## Required work:
Transcribe, word for word, the line containing "Type out the text in this image." and each line following it through the end of the listing below. Omit all other lines.
### Record extracts ###
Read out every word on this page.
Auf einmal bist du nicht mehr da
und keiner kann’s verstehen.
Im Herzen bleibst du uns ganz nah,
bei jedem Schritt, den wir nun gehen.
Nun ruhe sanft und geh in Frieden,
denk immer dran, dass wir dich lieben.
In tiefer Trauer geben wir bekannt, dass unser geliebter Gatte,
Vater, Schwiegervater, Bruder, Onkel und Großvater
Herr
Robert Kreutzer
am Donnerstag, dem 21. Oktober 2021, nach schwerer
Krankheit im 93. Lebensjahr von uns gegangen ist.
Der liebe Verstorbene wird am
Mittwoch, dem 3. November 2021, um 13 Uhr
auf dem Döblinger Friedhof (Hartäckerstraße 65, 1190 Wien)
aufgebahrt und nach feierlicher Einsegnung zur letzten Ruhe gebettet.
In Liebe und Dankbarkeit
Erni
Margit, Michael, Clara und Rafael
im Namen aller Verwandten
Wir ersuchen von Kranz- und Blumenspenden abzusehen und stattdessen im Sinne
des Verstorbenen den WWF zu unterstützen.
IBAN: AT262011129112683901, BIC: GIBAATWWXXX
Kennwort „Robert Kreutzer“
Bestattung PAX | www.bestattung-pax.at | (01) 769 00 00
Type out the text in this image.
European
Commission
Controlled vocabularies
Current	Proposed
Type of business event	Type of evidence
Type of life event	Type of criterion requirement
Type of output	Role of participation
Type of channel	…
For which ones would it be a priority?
###
## Result of this exercise:
Type out the text in this image.
European
Commission
Controlled vocabularies
Current	Proposed
Type of business event	Type of evidence
Type of life event	Type of criterion requirement
Type of output	Role of participation
Type of channel	…
For which ones would it be a priority?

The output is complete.